## Your instructions:
Write out each line that follows exactly as it stands, without the pictures.

··· Dataset content

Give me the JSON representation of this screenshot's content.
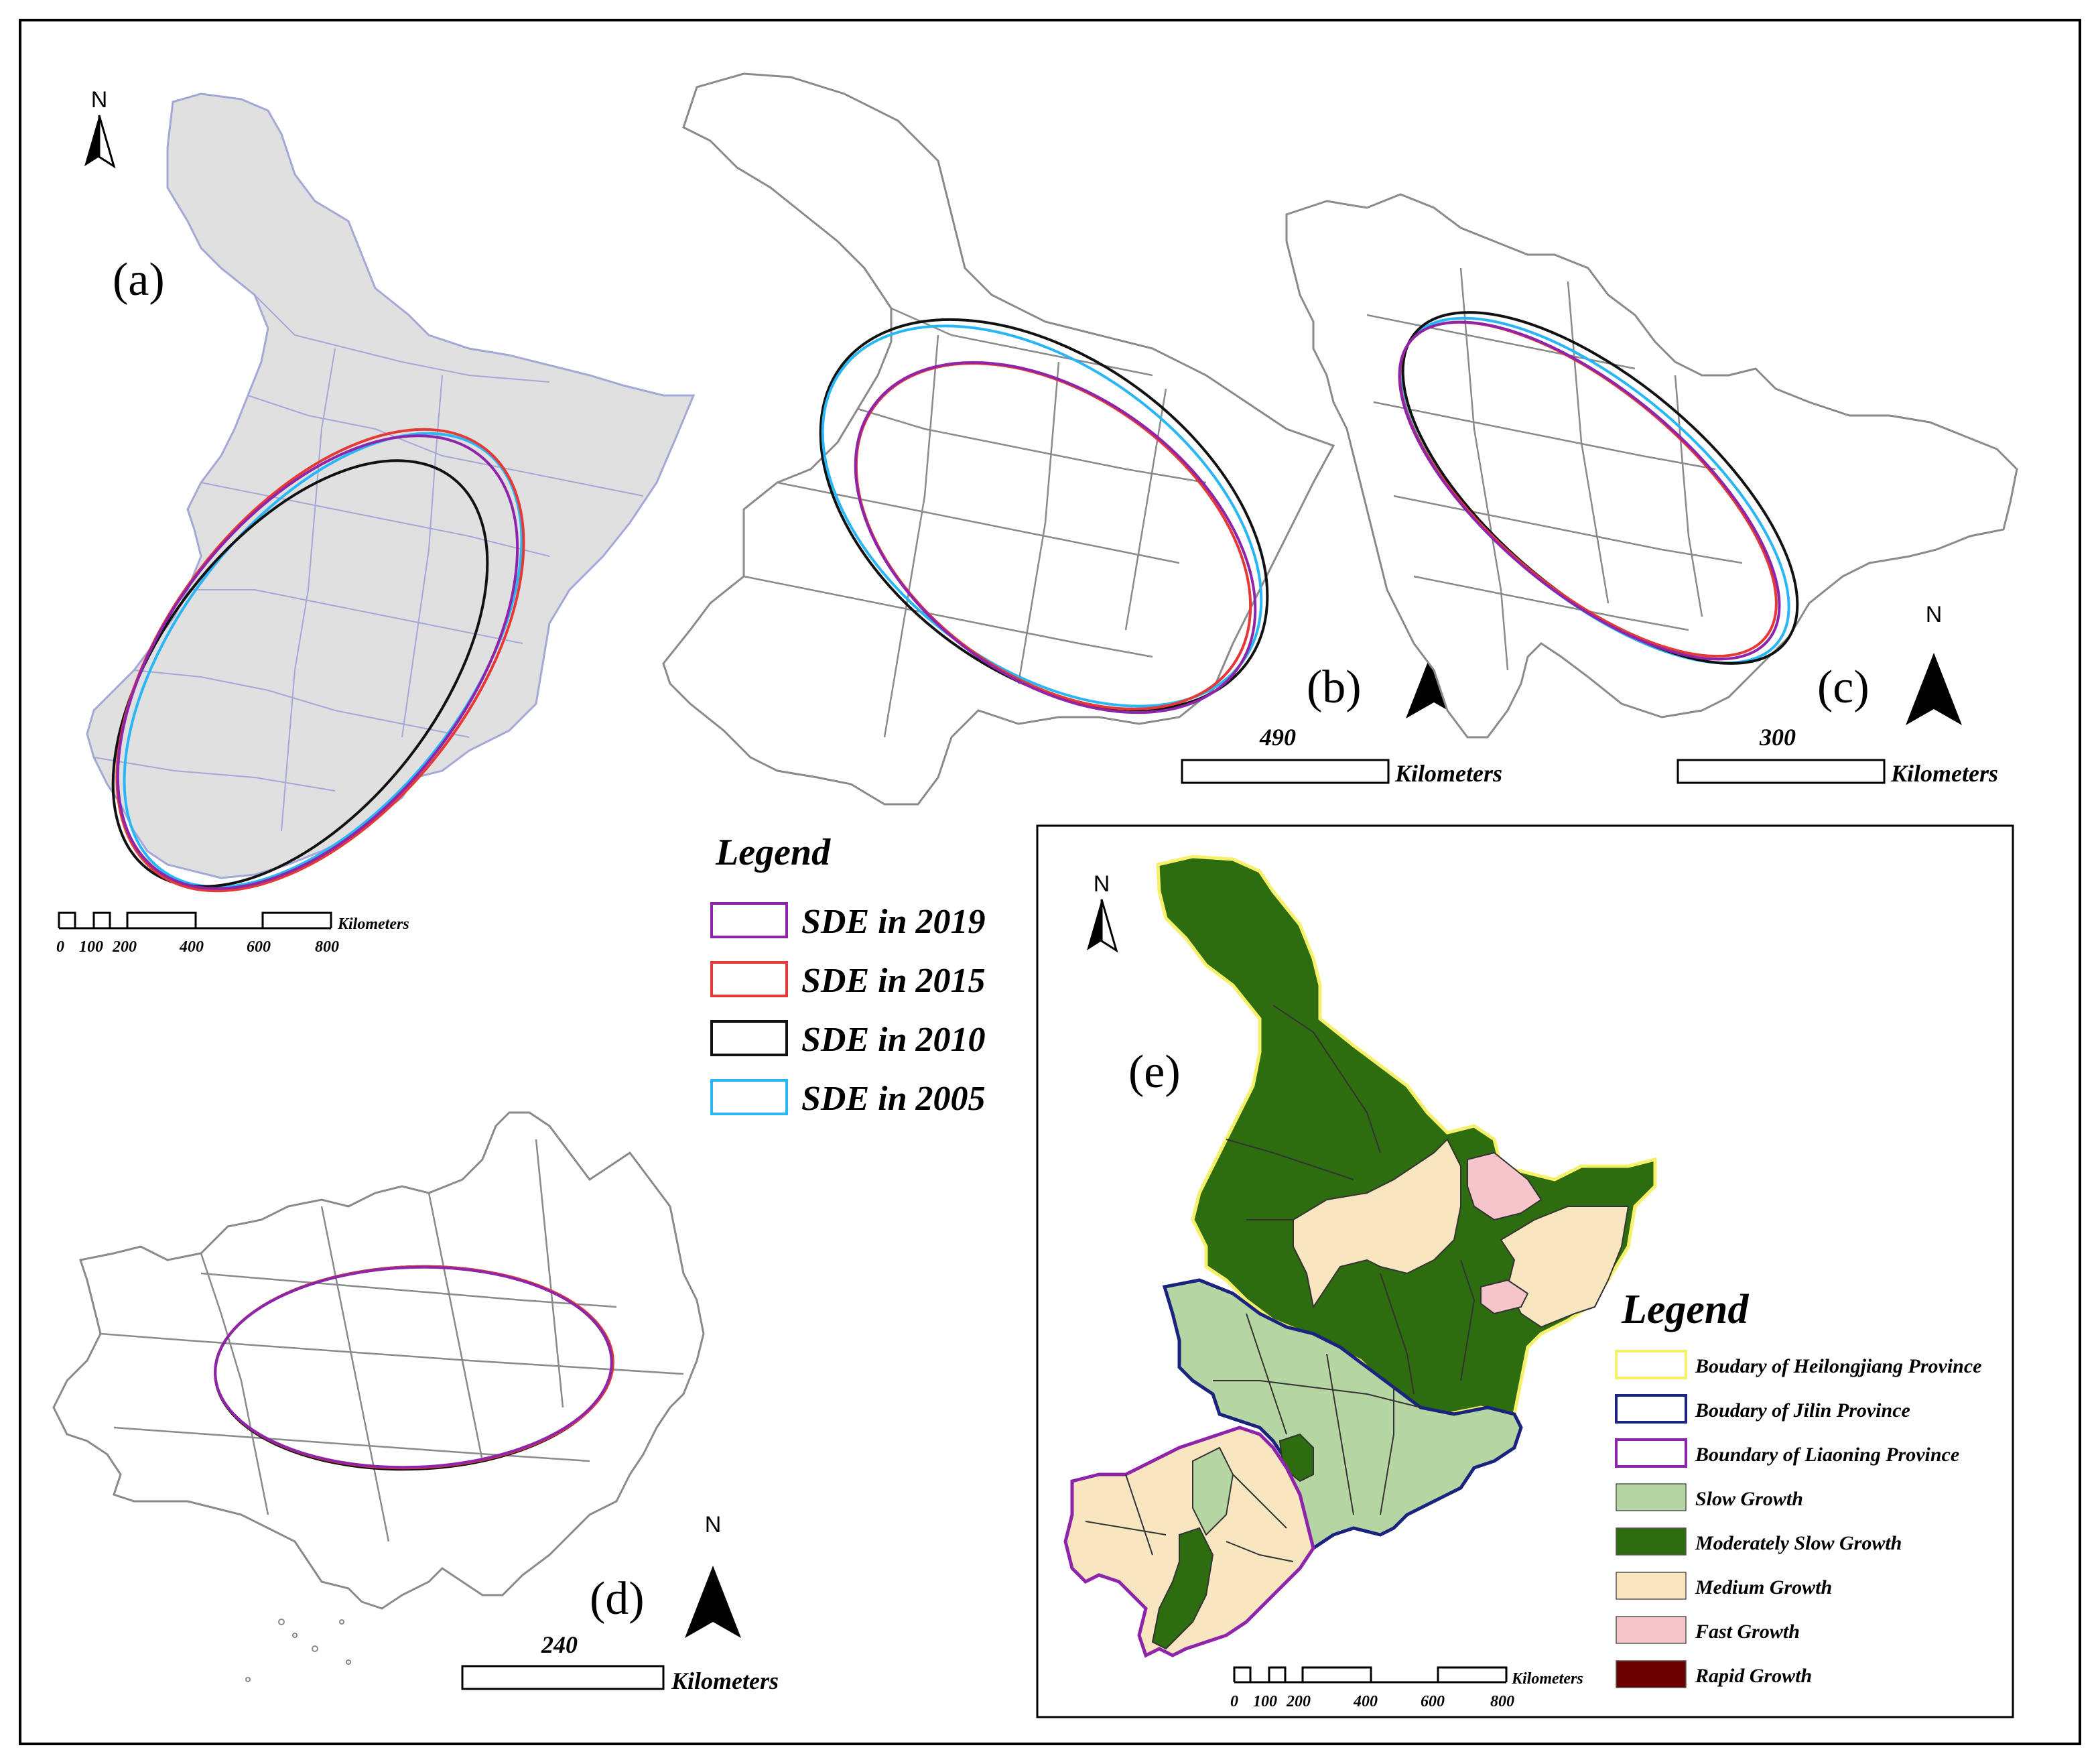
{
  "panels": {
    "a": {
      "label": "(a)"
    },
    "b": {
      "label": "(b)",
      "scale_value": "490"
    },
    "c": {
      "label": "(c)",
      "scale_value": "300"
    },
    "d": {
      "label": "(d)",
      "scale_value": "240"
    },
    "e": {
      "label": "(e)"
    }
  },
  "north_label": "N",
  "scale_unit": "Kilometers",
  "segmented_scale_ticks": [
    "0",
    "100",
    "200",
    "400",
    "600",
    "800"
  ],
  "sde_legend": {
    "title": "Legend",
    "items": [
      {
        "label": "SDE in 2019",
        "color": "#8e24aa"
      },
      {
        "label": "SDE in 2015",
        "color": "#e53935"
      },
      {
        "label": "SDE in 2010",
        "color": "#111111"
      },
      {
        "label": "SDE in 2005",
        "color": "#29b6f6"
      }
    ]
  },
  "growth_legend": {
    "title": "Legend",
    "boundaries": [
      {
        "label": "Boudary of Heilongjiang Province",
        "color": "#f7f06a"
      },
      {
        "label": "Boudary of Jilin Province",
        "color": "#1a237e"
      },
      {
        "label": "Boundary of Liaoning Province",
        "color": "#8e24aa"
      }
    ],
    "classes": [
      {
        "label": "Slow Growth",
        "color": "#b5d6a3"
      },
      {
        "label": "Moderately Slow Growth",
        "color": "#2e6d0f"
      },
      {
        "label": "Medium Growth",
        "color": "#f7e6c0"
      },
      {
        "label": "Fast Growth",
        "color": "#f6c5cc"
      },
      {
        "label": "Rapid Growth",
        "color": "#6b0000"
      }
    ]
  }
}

······

## Solution to this task:
Give me the JSON representation of this screenshot's content.
{
  "panels": {
    "a": {
      "label": "(a)"
    },
    "b": {
      "label": "(b)",
      "scale_value": "490"
    },
    "c": {
      "label": "(c)",
      "scale_value": "300"
    },
    "d": {
      "label": "(d)",
      "scale_value": "240"
    },
    "e": {
      "label": "(e)"
    }
  },
  "north_label": "N",
  "scale_unit": "Kilometers",
  "segmented_scale_ticks": [
    "0",
    "100",
    "200",
    "400",
    "600",
    "800"
  ],
  "sde_legend": {
    "title": "Legend",
    "items": [
      {
        "label": "SDE in 2019",
        "color": "#8e24aa"
      },
      {
        "label": "SDE in 2015",
        "color": "#e53935"
      },
      {
        "label": "SDE in 2010",
        "color": "#111111"
      },
      {
        "label": "SDE in 2005",
        "color": "#29b6f6"
      }
    ]
  },
  "growth_legend": {
    "title": "Legend",
    "boundaries": [
      {
        "label": "Boudary of Heilongjiang Province",
        "color": "#f7f06a"
      },
      {
        "label": "Boudary of Jilin Province",
        "color": "#1a237e"
      },
      {
        "label": "Boundary of Liaoning Province",
        "color": "#8e24aa"
      }
    ],
    "classes": [
      {
        "label": "Slow Growth",
        "color": "#b5d6a3"
      },
      {
        "label": "Moderately Slow Growth",
        "color": "#2e6d0f"
      },
      {
        "label": "Medium Growth",
        "color": "#f7e6c0"
      },
      {
        "label": "Fast Growth",
        "color": "#f6c5cc"
      },
      {
        "label": "Rapid Growth",
        "color": "#6b0000"
      }
    ]
  }
}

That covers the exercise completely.